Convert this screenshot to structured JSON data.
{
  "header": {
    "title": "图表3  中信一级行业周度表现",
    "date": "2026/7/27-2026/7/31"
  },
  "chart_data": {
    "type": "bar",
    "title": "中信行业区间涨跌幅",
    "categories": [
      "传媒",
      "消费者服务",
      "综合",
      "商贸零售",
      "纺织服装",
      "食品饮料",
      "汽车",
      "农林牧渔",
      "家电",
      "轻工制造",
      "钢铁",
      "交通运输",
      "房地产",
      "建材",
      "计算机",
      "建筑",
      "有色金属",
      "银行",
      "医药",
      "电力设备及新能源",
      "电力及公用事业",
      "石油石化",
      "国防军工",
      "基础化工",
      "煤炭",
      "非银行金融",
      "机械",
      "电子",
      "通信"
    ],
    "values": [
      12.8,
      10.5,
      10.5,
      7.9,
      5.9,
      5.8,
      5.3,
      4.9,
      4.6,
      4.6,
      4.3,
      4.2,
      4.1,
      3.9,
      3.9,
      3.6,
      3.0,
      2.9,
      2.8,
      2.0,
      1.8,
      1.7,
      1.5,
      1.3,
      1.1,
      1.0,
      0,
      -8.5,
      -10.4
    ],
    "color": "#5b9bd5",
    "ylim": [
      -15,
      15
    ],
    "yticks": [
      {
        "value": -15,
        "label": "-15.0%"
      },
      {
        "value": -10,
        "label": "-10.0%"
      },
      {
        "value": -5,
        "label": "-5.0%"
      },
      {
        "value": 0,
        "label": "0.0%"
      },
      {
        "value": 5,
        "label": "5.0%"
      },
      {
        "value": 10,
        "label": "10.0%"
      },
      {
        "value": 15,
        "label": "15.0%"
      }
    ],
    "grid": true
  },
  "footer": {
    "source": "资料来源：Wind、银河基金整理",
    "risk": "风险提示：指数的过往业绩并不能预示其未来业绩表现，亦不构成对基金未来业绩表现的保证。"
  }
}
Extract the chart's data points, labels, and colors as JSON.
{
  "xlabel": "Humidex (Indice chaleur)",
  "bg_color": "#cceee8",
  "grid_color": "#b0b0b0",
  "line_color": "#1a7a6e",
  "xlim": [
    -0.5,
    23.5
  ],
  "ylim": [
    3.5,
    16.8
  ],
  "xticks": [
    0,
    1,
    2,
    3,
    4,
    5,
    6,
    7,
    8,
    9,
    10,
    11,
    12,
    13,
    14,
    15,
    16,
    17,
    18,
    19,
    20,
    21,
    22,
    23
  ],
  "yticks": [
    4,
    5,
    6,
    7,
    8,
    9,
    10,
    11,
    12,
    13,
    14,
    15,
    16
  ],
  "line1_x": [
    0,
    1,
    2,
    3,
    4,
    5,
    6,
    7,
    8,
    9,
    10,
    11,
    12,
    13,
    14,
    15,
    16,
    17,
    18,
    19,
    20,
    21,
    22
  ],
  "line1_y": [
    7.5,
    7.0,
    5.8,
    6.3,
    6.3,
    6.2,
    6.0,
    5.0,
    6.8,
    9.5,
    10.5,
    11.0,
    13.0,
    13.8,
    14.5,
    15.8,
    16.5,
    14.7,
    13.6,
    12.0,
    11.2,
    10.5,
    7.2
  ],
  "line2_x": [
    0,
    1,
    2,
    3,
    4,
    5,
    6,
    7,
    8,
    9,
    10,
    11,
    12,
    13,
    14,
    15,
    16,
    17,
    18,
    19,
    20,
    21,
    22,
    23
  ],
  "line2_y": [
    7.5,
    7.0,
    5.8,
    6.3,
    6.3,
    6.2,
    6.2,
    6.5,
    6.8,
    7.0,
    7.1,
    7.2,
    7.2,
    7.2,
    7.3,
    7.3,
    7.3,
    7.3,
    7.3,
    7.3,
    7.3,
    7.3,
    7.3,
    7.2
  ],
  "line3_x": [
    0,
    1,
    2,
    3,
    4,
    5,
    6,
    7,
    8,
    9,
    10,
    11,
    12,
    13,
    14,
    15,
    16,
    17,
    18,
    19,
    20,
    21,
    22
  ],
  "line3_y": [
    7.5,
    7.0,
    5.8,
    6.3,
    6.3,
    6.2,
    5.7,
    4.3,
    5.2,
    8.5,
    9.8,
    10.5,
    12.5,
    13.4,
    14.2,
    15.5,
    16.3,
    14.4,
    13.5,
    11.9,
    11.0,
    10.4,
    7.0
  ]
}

- _Task to carry out_
All of the entries need to be reproduced exactly; please write them out.

- _Worked solution_
Convert this screenshot to structured JSON data.
{
  "header": {
    "title": "图表3  中信一级行业周度表现",
    "date": "2026/7/27-2026/7/31"
  },
  "chart_data": {
    "type": "bar",
    "title": "中信行业区间涨跌幅",
    "categories": [
      "传媒",
      "消费者服务",
      "综合",
      "商贸零售",
      "纺织服装",
      "食品饮料",
      "汽车",
      "农林牧渔",
      "家电",
      "轻工制造",
      "钢铁",
      "交通运输",
      "房地产",
      "建材",
      "计算机",
      "建筑",
      "有色金属",
      "银行",
      "医药",
      "电力设备及新能源",
      "电力及公用事业",
      "石油石化",
      "国防军工",
      "基础化工",
      "煤炭",
      "非银行金融",
      "机械",
      "电子",
      "通信"
    ],
    "values": [
      12.8,
      10.5,
      10.5,
      7.9,
      5.9,
      5.8,
      5.3,
      4.9,
      4.6,
      4.6,
      4.3,
      4.2,
      4.1,
      3.9,
      3.9,
      3.6,
      3.0,
      2.9,
      2.8,
      2.0,
      1.8,
      1.7,
      1.5,
      1.3,
      1.1,
      1.0,
      0,
      -8.5,
      -10.4
    ],
    "color": "#5b9bd5",
    "ylim": [
      -15,
      15
    ],
    "yticks": [
      {
        "value": -15,
        "label": "-15.0%"
      },
      {
        "value": -10,
        "label": "-10.0%"
      },
      {
        "value": -5,
        "label": "-5.0%"
      },
      {
        "value": 0,
        "label": "0.0%"
      },
      {
        "value": 5,
        "label": "5.0%"
      },
      {
        "value": 10,
        "label": "10.0%"
      },
      {
        "value": 15,
        "label": "15.0%"
      }
    ],
    "grid": true
  },
  "footer": {
    "source": "资料来源：Wind、银河基金整理",
    "risk": "风险提示：指数的过往业绩并不能预示其未来业绩表现，亦不构成对基金未来业绩表现的保证。"
  }
}
Extract the chart's data points, labels, and colors as JSON.
{
  "xlabel": "Humidex (Indice chaleur)",
  "bg_color": "#cceee8",
  "grid_color": "#b0b0b0",
  "line_color": "#1a7a6e",
  "xlim": [
    -0.5,
    23.5
  ],
  "ylim": [
    3.5,
    16.8
  ],
  "xticks": [
    0,
    1,
    2,
    3,
    4,
    5,
    6,
    7,
    8,
    9,
    10,
    11,
    12,
    13,
    14,
    15,
    16,
    17,
    18,
    19,
    20,
    21,
    22,
    23
  ],
  "yticks": [
    4,
    5,
    6,
    7,
    8,
    9,
    10,
    11,
    12,
    13,
    14,
    15,
    16
  ],
  "line1_x": [
    0,
    1,
    2,
    3,
    4,
    5,
    6,
    7,
    8,
    9,
    10,
    11,
    12,
    13,
    14,
    15,
    16,
    17,
    18,
    19,
    20,
    21,
    22
  ],
  "line1_y": [
    7.5,
    7.0,
    5.8,
    6.3,
    6.3,
    6.2,
    6.0,
    5.0,
    6.8,
    9.5,
    10.5,
    11.0,
    13.0,
    13.8,
    14.5,
    15.8,
    16.5,
    14.7,
    13.6,
    12.0,
    11.2,
    10.5,
    7.2
  ],
  "line2_x": [
    0,
    1,
    2,
    3,
    4,
    5,
    6,
    7,
    8,
    9,
    10,
    11,
    12,
    13,
    14,
    15,
    16,
    17,
    18,
    19,
    20,
    21,
    22,
    23
  ],
  "line2_y": [
    7.5,
    7.0,
    5.8,
    6.3,
    6.3,
    6.2,
    6.2,
    6.5,
    6.8,
    7.0,
    7.1,
    7.2,
    7.2,
    7.2,
    7.3,
    7.3,
    7.3,
    7.3,
    7.3,
    7.3,
    7.3,
    7.3,
    7.3,
    7.2
  ],
  "line3_x": [
    0,
    1,
    2,
    3,
    4,
    5,
    6,
    7,
    8,
    9,
    10,
    11,
    12,
    13,
    14,
    15,
    16,
    17,
    18,
    19,
    20,
    21,
    22
  ],
  "line3_y": [
    7.5,
    7.0,
    5.8,
    6.3,
    6.3,
    6.2,
    5.7,
    4.3,
    5.2,
    8.5,
    9.8,
    10.5,
    12.5,
    13.4,
    14.2,
    15.5,
    16.3,
    14.4,
    13.5,
    11.9,
    11.0,
    10.4,
    7.0
  ]
}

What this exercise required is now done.